* Begin *

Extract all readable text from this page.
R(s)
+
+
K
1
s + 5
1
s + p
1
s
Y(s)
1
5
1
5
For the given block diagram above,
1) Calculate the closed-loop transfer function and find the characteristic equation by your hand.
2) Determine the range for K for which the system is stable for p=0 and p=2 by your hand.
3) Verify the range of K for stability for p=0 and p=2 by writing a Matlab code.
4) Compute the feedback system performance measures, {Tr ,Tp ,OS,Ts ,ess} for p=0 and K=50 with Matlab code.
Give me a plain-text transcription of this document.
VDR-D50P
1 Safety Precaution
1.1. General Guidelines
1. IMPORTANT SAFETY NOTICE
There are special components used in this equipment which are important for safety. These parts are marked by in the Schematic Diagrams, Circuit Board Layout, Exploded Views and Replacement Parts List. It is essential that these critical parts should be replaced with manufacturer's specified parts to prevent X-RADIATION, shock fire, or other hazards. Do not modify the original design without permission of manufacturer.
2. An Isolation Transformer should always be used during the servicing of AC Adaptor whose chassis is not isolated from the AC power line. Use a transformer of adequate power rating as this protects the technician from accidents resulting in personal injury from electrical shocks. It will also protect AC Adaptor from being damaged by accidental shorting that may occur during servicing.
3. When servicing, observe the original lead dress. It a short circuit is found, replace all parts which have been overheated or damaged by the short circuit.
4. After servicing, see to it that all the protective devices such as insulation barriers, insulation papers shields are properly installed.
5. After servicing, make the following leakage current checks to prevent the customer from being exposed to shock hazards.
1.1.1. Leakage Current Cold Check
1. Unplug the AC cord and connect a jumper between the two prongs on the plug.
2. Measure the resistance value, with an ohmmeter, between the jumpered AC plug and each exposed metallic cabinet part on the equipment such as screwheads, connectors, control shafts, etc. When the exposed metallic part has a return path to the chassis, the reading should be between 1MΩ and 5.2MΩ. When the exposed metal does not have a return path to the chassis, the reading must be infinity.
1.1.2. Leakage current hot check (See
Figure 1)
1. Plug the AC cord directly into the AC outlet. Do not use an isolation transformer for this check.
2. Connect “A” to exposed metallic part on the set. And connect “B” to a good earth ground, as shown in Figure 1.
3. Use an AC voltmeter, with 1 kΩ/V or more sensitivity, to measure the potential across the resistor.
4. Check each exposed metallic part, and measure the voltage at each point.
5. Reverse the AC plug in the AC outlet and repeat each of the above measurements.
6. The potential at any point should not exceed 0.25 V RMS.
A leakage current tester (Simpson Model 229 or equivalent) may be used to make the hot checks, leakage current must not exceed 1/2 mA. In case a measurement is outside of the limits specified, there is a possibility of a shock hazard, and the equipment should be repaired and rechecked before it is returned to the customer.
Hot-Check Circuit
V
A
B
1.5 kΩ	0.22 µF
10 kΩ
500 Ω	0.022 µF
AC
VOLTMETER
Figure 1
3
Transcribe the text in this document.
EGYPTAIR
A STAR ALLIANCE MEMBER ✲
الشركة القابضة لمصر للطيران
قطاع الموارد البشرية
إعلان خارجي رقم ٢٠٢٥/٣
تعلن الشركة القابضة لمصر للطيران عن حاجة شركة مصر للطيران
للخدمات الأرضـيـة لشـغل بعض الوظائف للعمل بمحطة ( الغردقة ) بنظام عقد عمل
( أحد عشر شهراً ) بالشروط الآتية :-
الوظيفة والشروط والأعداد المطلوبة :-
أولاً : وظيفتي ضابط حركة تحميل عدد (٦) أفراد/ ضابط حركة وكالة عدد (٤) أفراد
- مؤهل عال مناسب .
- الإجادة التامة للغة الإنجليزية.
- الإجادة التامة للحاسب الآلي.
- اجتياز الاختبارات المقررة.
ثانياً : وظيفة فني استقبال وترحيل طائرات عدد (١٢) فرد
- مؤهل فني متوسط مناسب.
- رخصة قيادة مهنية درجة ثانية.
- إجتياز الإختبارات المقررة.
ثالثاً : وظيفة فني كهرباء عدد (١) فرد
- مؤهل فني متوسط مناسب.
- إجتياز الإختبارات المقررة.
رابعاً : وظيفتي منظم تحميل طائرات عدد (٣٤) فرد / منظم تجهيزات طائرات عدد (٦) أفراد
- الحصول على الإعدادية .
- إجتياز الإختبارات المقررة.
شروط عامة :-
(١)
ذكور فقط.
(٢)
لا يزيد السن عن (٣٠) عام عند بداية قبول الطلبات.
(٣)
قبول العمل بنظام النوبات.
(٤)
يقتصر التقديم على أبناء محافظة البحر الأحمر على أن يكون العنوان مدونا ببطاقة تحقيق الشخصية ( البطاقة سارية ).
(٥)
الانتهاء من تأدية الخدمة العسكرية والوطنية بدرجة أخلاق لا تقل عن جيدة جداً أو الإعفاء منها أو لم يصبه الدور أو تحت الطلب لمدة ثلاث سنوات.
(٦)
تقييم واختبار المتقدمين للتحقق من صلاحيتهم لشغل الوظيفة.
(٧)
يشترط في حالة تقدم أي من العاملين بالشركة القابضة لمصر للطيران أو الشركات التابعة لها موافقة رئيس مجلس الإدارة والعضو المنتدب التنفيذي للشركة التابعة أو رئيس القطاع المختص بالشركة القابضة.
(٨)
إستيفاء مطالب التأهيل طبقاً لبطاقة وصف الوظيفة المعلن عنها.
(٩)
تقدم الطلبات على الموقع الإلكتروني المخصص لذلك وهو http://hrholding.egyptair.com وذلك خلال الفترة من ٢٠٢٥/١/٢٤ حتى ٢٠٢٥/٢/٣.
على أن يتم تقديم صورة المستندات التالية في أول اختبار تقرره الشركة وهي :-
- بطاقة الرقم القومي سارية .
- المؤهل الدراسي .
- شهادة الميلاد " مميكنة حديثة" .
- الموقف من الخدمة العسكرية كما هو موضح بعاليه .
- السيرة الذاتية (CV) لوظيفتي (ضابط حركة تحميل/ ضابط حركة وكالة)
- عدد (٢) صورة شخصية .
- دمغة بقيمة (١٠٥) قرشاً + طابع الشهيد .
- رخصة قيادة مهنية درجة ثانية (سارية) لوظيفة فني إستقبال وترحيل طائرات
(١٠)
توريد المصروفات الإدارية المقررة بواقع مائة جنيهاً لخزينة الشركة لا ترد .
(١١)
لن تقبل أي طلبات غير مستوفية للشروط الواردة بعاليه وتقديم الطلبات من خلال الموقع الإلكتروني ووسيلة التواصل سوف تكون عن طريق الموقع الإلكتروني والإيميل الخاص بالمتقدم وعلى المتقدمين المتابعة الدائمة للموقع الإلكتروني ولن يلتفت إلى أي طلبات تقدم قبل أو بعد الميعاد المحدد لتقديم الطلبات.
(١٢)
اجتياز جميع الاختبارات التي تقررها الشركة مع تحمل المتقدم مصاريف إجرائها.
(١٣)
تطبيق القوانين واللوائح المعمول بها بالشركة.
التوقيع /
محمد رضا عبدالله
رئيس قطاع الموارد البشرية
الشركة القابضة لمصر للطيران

* End *

### GOAL
Make an exact copy of the material above.

### COMPLETE ANSWER
Extract all readable text from this page.
R(s)
+
+
K
1
s + 5
1
s + p
1
s
Y(s)
1
5
1
5
For the given block diagram above,
1) Calculate the closed-loop transfer function and find the characteristic equation by your hand.
2) Determine the range for K for which the system is stable for p=0 and p=2 by your hand.
3) Verify the range of K for stability for p=0 and p=2 by writing a Matlab code.
4) Compute the feedback system performance measures, {Tr ,Tp ,OS,Ts ,ess} for p=0 and K=50 with Matlab code.
Give me a plain-text transcription of this document.
VDR-D50P
1 Safety Precaution
1.1. General Guidelines
1. IMPORTANT SAFETY NOTICE
There are special components used in this equipment which are important for safety. These parts are marked by in the Schematic Diagrams, Circuit Board Layout, Exploded Views and Replacement Parts List. It is essential that these critical parts should be replaced with manufacturer's specified parts to prevent X-RADIATION, shock fire, or other hazards. Do not modify the original design without permission of manufacturer.
2. An Isolation Transformer should always be used during the servicing of AC Adaptor whose chassis is not isolated from the AC power line. Use a transformer of adequate power rating as this protects the technician from accidents resulting in personal injury from electrical shocks. It will also protect AC Adaptor from being damaged by accidental shorting that may occur during servicing.
3. When servicing, observe the original lead dress. It a short circuit is found, replace all parts which have been overheated or damaged by the short circuit.
4. After servicing, see to it that all the protective devices such as insulation barriers, insulation papers shields are properly installed.
5. After servicing, make the following leakage current checks to prevent the customer from being exposed to shock hazards.
1.1.1. Leakage Current Cold Check
1. Unplug the AC cord and connect a jumper between the two prongs on the plug.
2. Measure the resistance value, with an ohmmeter, between the jumpered AC plug and each exposed metallic cabinet part on the equipment such as screwheads, connectors, control shafts, etc. When the exposed metallic part has a return path to the chassis, the reading should be between 1MΩ and 5.2MΩ. When the exposed metal does not have a return path to the chassis, the reading must be infinity.
1.1.2. Leakage current hot check (See
Figure 1)
1. Plug the AC cord directly into the AC outlet. Do not use an isolation transformer for this check.
2. Connect “A” to exposed metallic part on the set. And connect “B” to a good earth ground, as shown in Figure 1.
3. Use an AC voltmeter, with 1 kΩ/V or more sensitivity, to measure the potential across the resistor.
4. Check each exposed metallic part, and measure the voltage at each point.
5. Reverse the AC plug in the AC outlet and repeat each of the above measurements.
6. The potential at any point should not exceed 0.25 V RMS.
A leakage current tester (Simpson Model 229 or equivalent) may be used to make the hot checks, leakage current must not exceed 1/2 mA. In case a measurement is outside of the limits specified, there is a possibility of a shock hazard, and the equipment should be repaired and rechecked before it is returned to the customer.
Hot-Check Circuit
V
A
B
1.5 kΩ	0.22 µF
10 kΩ
500 Ω	0.022 µF
AC
VOLTMETER
Figure 1
3
Transcribe the text in this document.
EGYPTAIR
A STAR ALLIANCE MEMBER ✲
الشركة القابضة لمصر للطيران
قطاع الموارد البشرية
إعلان خارجي رقم ٢٠٢٥/٣
تعلن الشركة القابضة لمصر للطيران عن حاجة شركة مصر للطيران
للخدمات الأرضـيـة لشـغل بعض الوظائف للعمل بمحطة ( الغردقة ) بنظام عقد عمل
( أحد عشر شهراً ) بالشروط الآتية :-
الوظيفة والشروط والأعداد المطلوبة :-
أولاً : وظيفتي ضابط حركة تحميل عدد (٦) أفراد/ ضابط حركة وكالة عدد (٤) أفراد
- مؤهل عال مناسب .
- الإجادة التامة للغة الإنجليزية.
- الإجادة التامة للحاسب الآلي.
- اجتياز الاختبارات المقررة.
ثانياً : وظيفة فني استقبال وترحيل طائرات عدد (١٢) فرد
- مؤهل فني متوسط مناسب.
- رخصة قيادة مهنية درجة ثانية.
- إجتياز الإختبارات المقررة.
ثالثاً : وظيفة فني كهرباء عدد (١) فرد
- مؤهل فني متوسط مناسب.
- إجتياز الإختبارات المقررة.
رابعاً : وظيفتي منظم تحميل طائرات عدد (٣٤) فرد / منظم تجهيزات طائرات عدد (٦) أفراد
- الحصول على الإعدادية .
- إجتياز الإختبارات المقررة.
شروط عامة :-
(١)
ذكور فقط.
(٢)
لا يزيد السن عن (٣٠) عام عند بداية قبول الطلبات.
(٣)
قبول العمل بنظام النوبات.
(٤)
يقتصر التقديم على أبناء محافظة البحر الأحمر على أن يكون العنوان مدونا ببطاقة تحقيق الشخصية ( البطاقة سارية ).
(٥)
الانتهاء من تأدية الخدمة العسكرية والوطنية بدرجة أخلاق لا تقل عن جيدة جداً أو الإعفاء منها أو لم يصبه الدور أو تحت الطلب لمدة ثلاث سنوات.
(٦)
تقييم واختبار المتقدمين للتحقق من صلاحيتهم لشغل الوظيفة.
(٧)
يشترط في حالة تقدم أي من العاملين بالشركة القابضة لمصر للطيران أو الشركات التابعة لها موافقة رئيس مجلس الإدارة والعضو المنتدب التنفيذي للشركة التابعة أو رئيس القطاع المختص بالشركة القابضة.
(٨)
إستيفاء مطالب التأهيل طبقاً لبطاقة وصف الوظيفة المعلن عنها.
(٩)
تقدم الطلبات على الموقع الإلكتروني المخصص لذلك وهو http://hrholding.egyptair.com وذلك خلال الفترة من ٢٠٢٥/١/٢٤ حتى ٢٠٢٥/٢/٣.
على أن يتم تقديم صورة المستندات التالية في أول اختبار تقرره الشركة وهي :-
- بطاقة الرقم القومي سارية .
- المؤهل الدراسي .
- شهادة الميلاد " مميكنة حديثة" .
- الموقف من الخدمة العسكرية كما هو موضح بعاليه .
- السيرة الذاتية (CV) لوظيفتي (ضابط حركة تحميل/ ضابط حركة وكالة)
- عدد (٢) صورة شخصية .
- دمغة بقيمة (١٠٥) قرشاً + طابع الشهيد .
- رخصة قيادة مهنية درجة ثانية (سارية) لوظيفة فني إستقبال وترحيل طائرات
(١٠)
توريد المصروفات الإدارية المقررة بواقع مائة جنيهاً لخزينة الشركة لا ترد .
(١١)
لن تقبل أي طلبات غير مستوفية للشروط الواردة بعاليه وتقديم الطلبات من خلال الموقع الإلكتروني ووسيلة التواصل سوف تكون عن طريق الموقع الإلكتروني والإيميل الخاص بالمتقدم وعلى المتقدمين المتابعة الدائمة للموقع الإلكتروني ولن يلتفت إلى أي طلبات تقدم قبل أو بعد الميعاد المحدد لتقديم الطلبات.
(١٢)
اجتياز جميع الاختبارات التي تقررها الشركة مع تحمل المتقدم مصاريف إجرائها.
(١٣)
تطبيق القوانين واللوائح المعمول بها بالشركة.
التوقيع /
محمد رضا عبدالله
رئيس قطاع الموارد البشرية
الشركة القابضة لمصر للطيران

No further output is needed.